======== PROVIDED DATA
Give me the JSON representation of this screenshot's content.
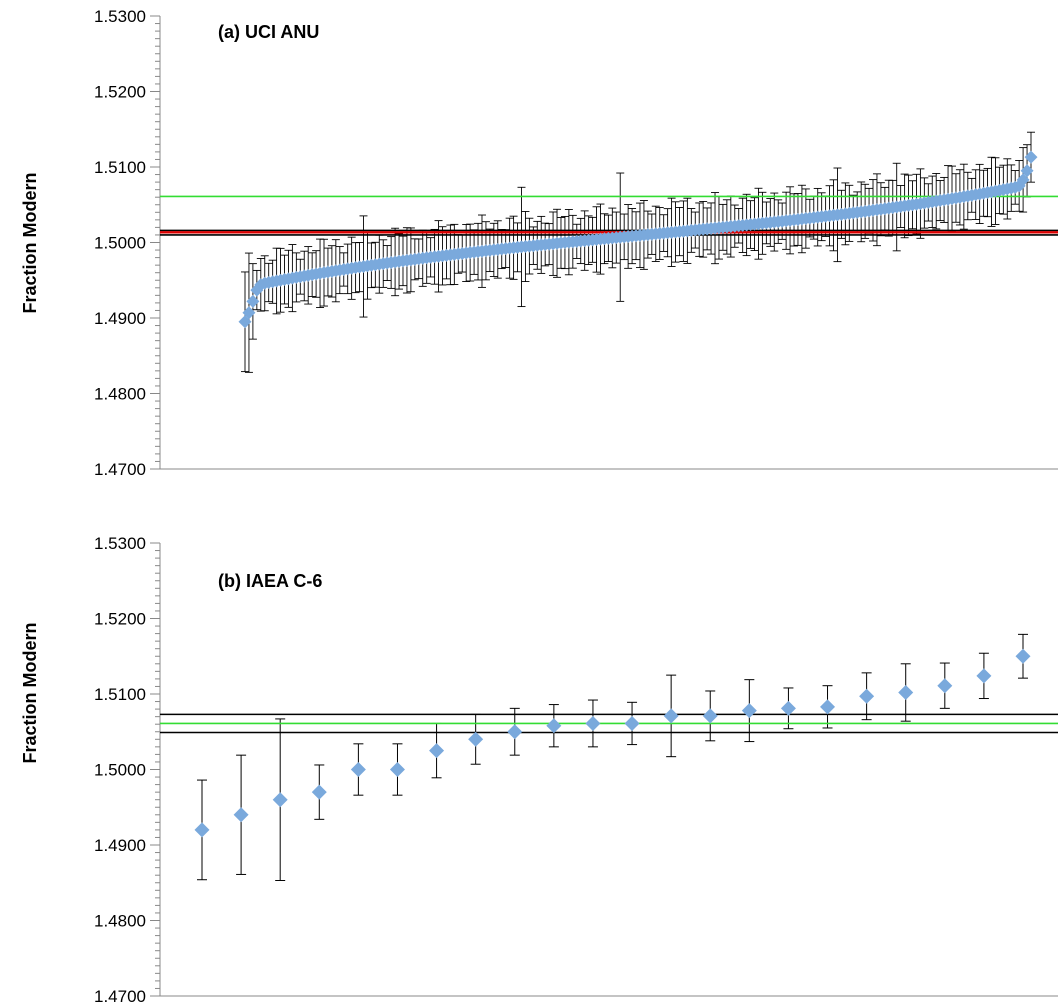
{
  "colors": {
    "marker": "#7aa9dc",
    "error_bar": "#000000",
    "reference_green": "#33dd33",
    "reference_red": "#dd0000",
    "reference_black": "#000000",
    "axis": "#888888"
  },
  "chart_data": [
    {
      "type": "scatter",
      "title": "(a) UCI ANU",
      "ylabel": "Fraction Modern",
      "xlabel": "",
      "ylim": [
        1.47,
        1.53
      ],
      "yticks": [
        "1.4700",
        "1.4800",
        "1.4900",
        "1.5000",
        "1.5100",
        "1.5200",
        "1.5300"
      ],
      "marker": "diamond",
      "grid": false,
      "legend": "none",
      "n_points": 200,
      "series": [
        {
          "values_summary": "sorted ascending measurements from 1.4895 to 1.5113",
          "lowest_values": [
            1.4895,
            1.4907,
            1.4922,
            1.4937,
            1.4944
          ],
          "highest_values": [
            1.5075,
            1.5083,
            1.5095,
            1.5113
          ],
          "typical_error": 0.0035,
          "largest_errors": [
            0.0067,
            0.0079,
            0.0085
          ]
        }
      ],
      "reference_lines": [
        {
          "y": 1.5061,
          "color": "green"
        },
        {
          "y": 1.5016,
          "color": "black"
        },
        {
          "y": 1.5014,
          "color": "red"
        },
        {
          "y": 1.5013,
          "color": "red"
        },
        {
          "y": 1.501,
          "color": "black"
        }
      ]
    },
    {
      "type": "scatter",
      "title": "(b) IAEA C-6",
      "ylabel": "Fraction Modern",
      "xlabel": "",
      "ylim": [
        1.47,
        1.53
      ],
      "yticks": [
        "1.4700",
        "1.4800",
        "1.4900",
        "1.5000",
        "1.5100",
        "1.5200",
        "1.5300"
      ],
      "marker": "diamond",
      "grid": false,
      "legend": "none",
      "series": [
        {
          "values": [
            1.492,
            1.494,
            1.496,
            1.497,
            1.5,
            1.5,
            1.5025,
            1.504,
            1.505,
            1.5058,
            1.5061,
            1.5061,
            1.5071,
            1.5071,
            1.5078,
            1.5081,
            1.5083,
            1.5097,
            1.5102,
            1.5111,
            1.5124,
            1.515
          ],
          "errors": [
            0.0066,
            0.0079,
            0.0107,
            0.0036,
            0.0034,
            0.0034,
            0.0036,
            0.0033,
            0.0031,
            0.0028,
            0.0031,
            0.0028,
            0.0054,
            0.0033,
            0.0041,
            0.0027,
            0.0028,
            0.0031,
            0.0038,
            0.003,
            0.003,
            0.0029
          ]
        }
      ],
      "reference_lines": [
        {
          "y": 1.5073,
          "color": "black"
        },
        {
          "y": 1.5061,
          "color": "green"
        },
        {
          "y": 1.5049,
          "color": "black"
        }
      ]
    }
  ]
}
================
- AIM OF THE EXERCISE
Could you reproduce every record above exactly, leaving out the pictures?

- ANSWER TO THE EXERCISE
Give me the JSON representation of this screenshot's content.
{
  "colors": {
    "marker": "#7aa9dc",
    "error_bar": "#000000",
    "reference_green": "#33dd33",
    "reference_red": "#dd0000",
    "reference_black": "#000000",
    "axis": "#888888"
  },
  "chart_data": [
    {
      "type": "scatter",
      "title": "(a) UCI ANU",
      "ylabel": "Fraction Modern",
      "xlabel": "",
      "ylim": [
        1.47,
        1.53
      ],
      "yticks": [
        "1.4700",
        "1.4800",
        "1.4900",
        "1.5000",
        "1.5100",
        "1.5200",
        "1.5300"
      ],
      "marker": "diamond",
      "grid": false,
      "legend": "none",
      "n_points": 200,
      "series": [
        {
          "values_summary": "sorted ascending measurements from 1.4895 to 1.5113",
          "lowest_values": [
            1.4895,
            1.4907,
            1.4922,
            1.4937,
            1.4944
          ],
          "highest_values": [
            1.5075,
            1.5083,
            1.5095,
            1.5113
          ],
          "typical_error": 0.0035,
          "largest_errors": [
            0.0067,
            0.0079,
            0.0085
          ]
        }
      ],
      "reference_lines": [
        {
          "y": 1.5061,
          "color": "green"
        },
        {
          "y": 1.5016,
          "color": "black"
        },
        {
          "y": 1.5014,
          "color": "red"
        },
        {
          "y": 1.5013,
          "color": "red"
        },
        {
          "y": 1.501,
          "color": "black"
        }
      ]
    },
    {
      "type": "scatter",
      "title": "(b) IAEA C-6",
      "ylabel": "Fraction Modern",
      "xlabel": "",
      "ylim": [
        1.47,
        1.53
      ],
      "yticks": [
        "1.4700",
        "1.4800",
        "1.4900",
        "1.5000",
        "1.5100",
        "1.5200",
        "1.5300"
      ],
      "marker": "diamond",
      "grid": false,
      "legend": "none",
      "series": [
        {
          "values": [
            1.492,
            1.494,
            1.496,
            1.497,
            1.5,
            1.5,
            1.5025,
            1.504,
            1.505,
            1.5058,
            1.5061,
            1.5061,
            1.5071,
            1.5071,
            1.5078,
            1.5081,
            1.5083,
            1.5097,
            1.5102,
            1.5111,
            1.5124,
            1.515
          ],
          "errors": [
            0.0066,
            0.0079,
            0.0107,
            0.0036,
            0.0034,
            0.0034,
            0.0036,
            0.0033,
            0.0031,
            0.0028,
            0.0031,
            0.0028,
            0.0054,
            0.0033,
            0.0041,
            0.0027,
            0.0028,
            0.0031,
            0.0038,
            0.003,
            0.003,
            0.0029
          ]
        }
      ],
      "reference_lines": [
        {
          "y": 1.5073,
          "color": "black"
        },
        {
          "y": 1.5061,
          "color": "green"
        },
        {
          "y": 1.5049,
          "color": "black"
        }
      ]
    }
  ]
}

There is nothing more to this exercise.